> _SHORT PROBLEM_
Output the entries below exactly as written, omitting pictures.

(Records from a data source)
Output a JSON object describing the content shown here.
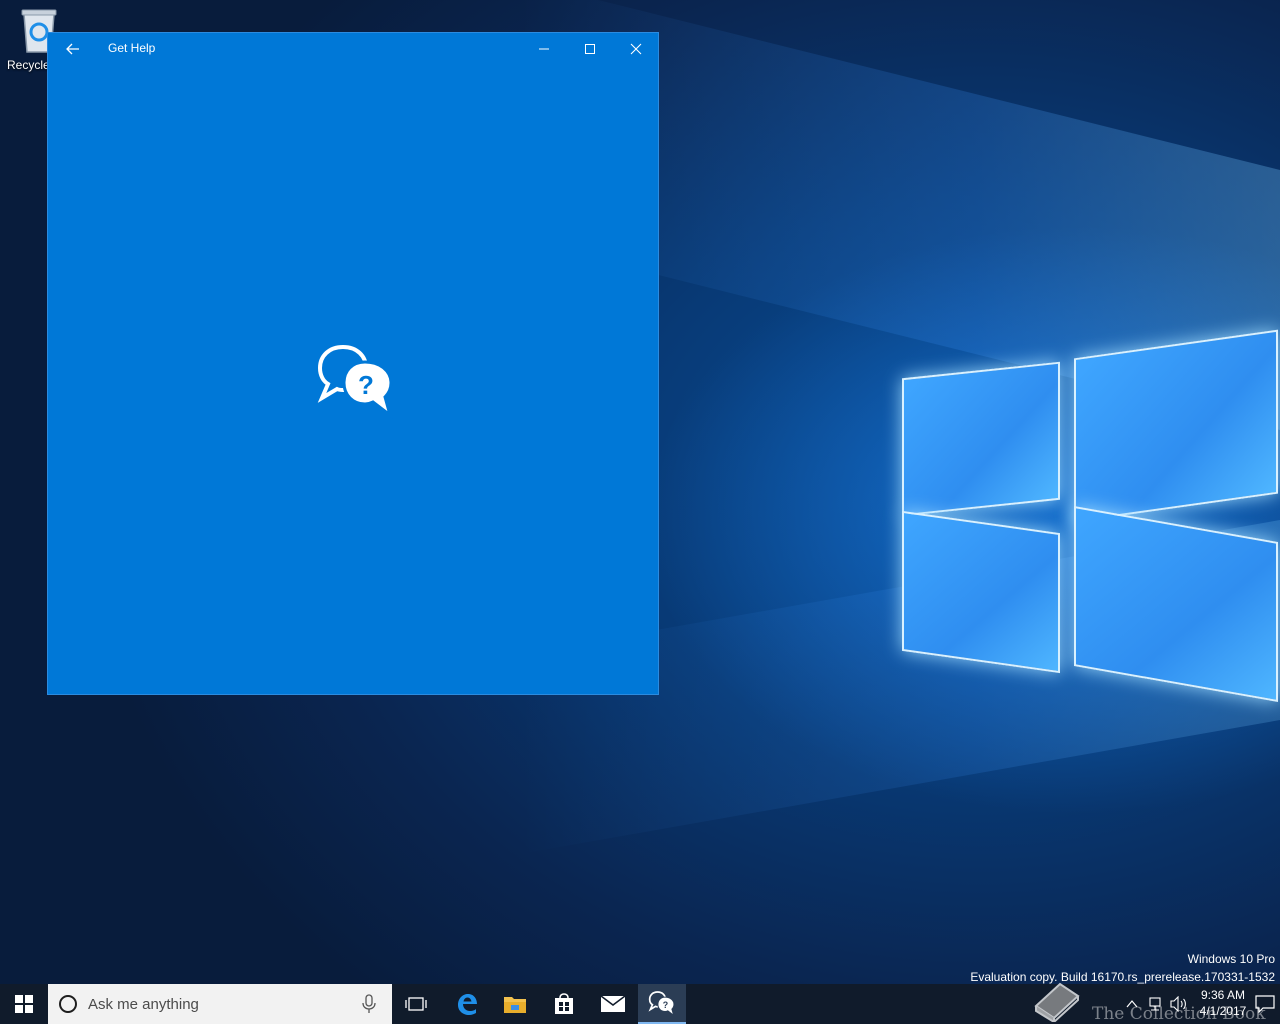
{
  "desktop": {
    "recycle_bin_label": "Recycle"
  },
  "window": {
    "title": "Get Help",
    "back_icon": "arrow-left-icon",
    "minimize_icon": "minimize-icon",
    "maximize_icon": "maximize-icon",
    "close_icon": "close-icon",
    "background_color": "#0078d7",
    "center_icon": "help-chat-bubbles-icon"
  },
  "watermark": {
    "line1": "Windows 10 Pro",
    "line2": "Evaluation copy. Build 16170.rs_prerelease.170331-1532"
  },
  "taskbar": {
    "search_placeholder": "Ask me anything",
    "apps": [
      "task-view-icon",
      "edge-icon",
      "file-explorer-icon",
      "store-icon",
      "mail-icon",
      "get-help-icon"
    ],
    "active_app": "get-help-icon",
    "clock_time": "9:36 AM",
    "clock_date": "4/1/2017",
    "overlay_brand": "The Collection Book"
  }
}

> _TASK SOLUTION_
Output a JSON object describing the content shown here.
{
  "desktop": {
    "recycle_bin_label": "Recycle"
  },
  "window": {
    "title": "Get Help",
    "back_icon": "arrow-left-icon",
    "minimize_icon": "minimize-icon",
    "maximize_icon": "maximize-icon",
    "close_icon": "close-icon",
    "background_color": "#0078d7",
    "center_icon": "help-chat-bubbles-icon"
  },
  "watermark": {
    "line1": "Windows 10 Pro",
    "line2": "Evaluation copy. Build 16170.rs_prerelease.170331-1532"
  },
  "taskbar": {
    "search_placeholder": "Ask me anything",
    "apps": [
      "task-view-icon",
      "edge-icon",
      "file-explorer-icon",
      "store-icon",
      "mail-icon",
      "get-help-icon"
    ],
    "active_app": "get-help-icon",
    "clock_time": "9:36 AM",
    "clock_date": "4/1/2017",
    "overlay_brand": "The Collection Book"
  }
}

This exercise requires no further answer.